## THE EXERCISE:
Your answer must consist solely of the number of lines that contain the word "blank".

Saved entries:
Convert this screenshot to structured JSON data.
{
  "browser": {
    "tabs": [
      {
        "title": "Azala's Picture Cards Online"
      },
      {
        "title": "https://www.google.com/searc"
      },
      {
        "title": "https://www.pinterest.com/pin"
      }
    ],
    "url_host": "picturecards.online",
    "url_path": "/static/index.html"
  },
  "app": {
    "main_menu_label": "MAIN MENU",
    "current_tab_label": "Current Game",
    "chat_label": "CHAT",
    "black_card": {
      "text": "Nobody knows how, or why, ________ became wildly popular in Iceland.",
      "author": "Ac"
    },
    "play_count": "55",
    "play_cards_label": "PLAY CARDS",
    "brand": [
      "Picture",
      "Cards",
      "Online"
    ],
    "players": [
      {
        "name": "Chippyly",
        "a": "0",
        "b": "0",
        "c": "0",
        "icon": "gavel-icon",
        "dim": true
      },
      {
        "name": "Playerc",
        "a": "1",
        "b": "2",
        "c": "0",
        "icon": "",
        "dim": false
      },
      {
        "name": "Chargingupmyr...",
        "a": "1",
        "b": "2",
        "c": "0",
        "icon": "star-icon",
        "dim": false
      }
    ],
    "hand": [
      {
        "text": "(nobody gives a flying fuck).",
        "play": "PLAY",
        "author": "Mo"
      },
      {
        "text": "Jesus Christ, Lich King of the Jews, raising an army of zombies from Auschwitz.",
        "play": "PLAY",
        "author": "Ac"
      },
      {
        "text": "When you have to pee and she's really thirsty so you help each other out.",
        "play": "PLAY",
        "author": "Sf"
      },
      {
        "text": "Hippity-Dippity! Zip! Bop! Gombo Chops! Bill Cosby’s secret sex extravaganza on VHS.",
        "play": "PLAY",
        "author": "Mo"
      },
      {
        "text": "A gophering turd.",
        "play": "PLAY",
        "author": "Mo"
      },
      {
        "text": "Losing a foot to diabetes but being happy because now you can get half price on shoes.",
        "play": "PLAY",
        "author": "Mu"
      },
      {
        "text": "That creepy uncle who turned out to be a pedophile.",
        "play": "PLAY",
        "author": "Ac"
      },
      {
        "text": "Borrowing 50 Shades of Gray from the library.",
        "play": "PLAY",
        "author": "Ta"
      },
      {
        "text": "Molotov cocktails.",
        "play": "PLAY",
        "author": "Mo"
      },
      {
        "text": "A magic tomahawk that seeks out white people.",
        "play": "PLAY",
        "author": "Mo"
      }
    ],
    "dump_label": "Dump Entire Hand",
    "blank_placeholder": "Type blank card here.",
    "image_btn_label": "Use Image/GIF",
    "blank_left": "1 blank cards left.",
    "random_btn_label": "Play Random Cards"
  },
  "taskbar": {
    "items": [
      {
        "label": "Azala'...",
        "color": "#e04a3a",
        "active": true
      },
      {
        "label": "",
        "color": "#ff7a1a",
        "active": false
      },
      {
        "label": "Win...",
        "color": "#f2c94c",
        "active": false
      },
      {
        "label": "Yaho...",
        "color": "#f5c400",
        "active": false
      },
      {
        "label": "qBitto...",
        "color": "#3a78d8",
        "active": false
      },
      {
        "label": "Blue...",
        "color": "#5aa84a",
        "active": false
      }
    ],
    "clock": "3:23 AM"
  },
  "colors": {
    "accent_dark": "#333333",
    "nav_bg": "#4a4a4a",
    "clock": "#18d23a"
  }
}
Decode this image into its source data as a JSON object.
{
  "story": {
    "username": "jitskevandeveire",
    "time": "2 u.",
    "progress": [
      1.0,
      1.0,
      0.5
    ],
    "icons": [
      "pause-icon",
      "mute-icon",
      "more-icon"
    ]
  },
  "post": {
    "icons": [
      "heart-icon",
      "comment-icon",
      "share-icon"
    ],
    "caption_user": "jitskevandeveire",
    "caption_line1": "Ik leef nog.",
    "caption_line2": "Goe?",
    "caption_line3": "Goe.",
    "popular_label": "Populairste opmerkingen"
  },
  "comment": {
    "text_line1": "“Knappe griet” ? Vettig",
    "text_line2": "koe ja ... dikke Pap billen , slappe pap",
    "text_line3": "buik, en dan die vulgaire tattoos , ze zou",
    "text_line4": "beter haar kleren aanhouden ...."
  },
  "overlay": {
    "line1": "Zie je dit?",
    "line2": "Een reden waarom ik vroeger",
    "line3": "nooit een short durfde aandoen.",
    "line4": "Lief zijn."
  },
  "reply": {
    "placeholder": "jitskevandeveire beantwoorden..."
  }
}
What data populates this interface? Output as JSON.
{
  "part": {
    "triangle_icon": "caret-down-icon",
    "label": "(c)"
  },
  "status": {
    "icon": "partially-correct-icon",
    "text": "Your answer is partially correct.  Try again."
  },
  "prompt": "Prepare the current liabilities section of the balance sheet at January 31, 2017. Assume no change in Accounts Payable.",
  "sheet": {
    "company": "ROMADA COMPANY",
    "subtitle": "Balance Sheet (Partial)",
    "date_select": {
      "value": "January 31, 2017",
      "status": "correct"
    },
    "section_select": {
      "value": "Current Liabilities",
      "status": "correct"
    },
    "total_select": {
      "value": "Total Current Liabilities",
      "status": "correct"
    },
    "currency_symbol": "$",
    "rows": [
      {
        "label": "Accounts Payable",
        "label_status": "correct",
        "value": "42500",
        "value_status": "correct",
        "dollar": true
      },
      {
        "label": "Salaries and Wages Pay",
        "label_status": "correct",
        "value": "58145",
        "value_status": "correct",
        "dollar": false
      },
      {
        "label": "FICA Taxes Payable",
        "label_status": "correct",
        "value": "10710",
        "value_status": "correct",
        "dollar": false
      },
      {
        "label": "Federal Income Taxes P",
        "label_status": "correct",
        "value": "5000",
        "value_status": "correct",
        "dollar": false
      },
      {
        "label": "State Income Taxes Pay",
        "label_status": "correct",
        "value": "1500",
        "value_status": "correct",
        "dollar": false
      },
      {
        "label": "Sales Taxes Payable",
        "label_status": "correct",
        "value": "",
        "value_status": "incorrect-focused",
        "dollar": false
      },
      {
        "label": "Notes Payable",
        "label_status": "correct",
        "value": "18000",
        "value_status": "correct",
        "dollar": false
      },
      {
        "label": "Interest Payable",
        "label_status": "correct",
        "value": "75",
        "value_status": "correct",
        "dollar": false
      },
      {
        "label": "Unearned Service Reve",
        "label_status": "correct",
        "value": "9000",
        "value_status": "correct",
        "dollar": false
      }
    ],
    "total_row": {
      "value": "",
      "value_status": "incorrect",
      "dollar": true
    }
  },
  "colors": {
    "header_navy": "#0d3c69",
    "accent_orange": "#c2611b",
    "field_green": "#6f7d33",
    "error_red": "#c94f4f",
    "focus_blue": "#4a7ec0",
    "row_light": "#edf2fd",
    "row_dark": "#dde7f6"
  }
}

## EXERCISE SOLUTION:
2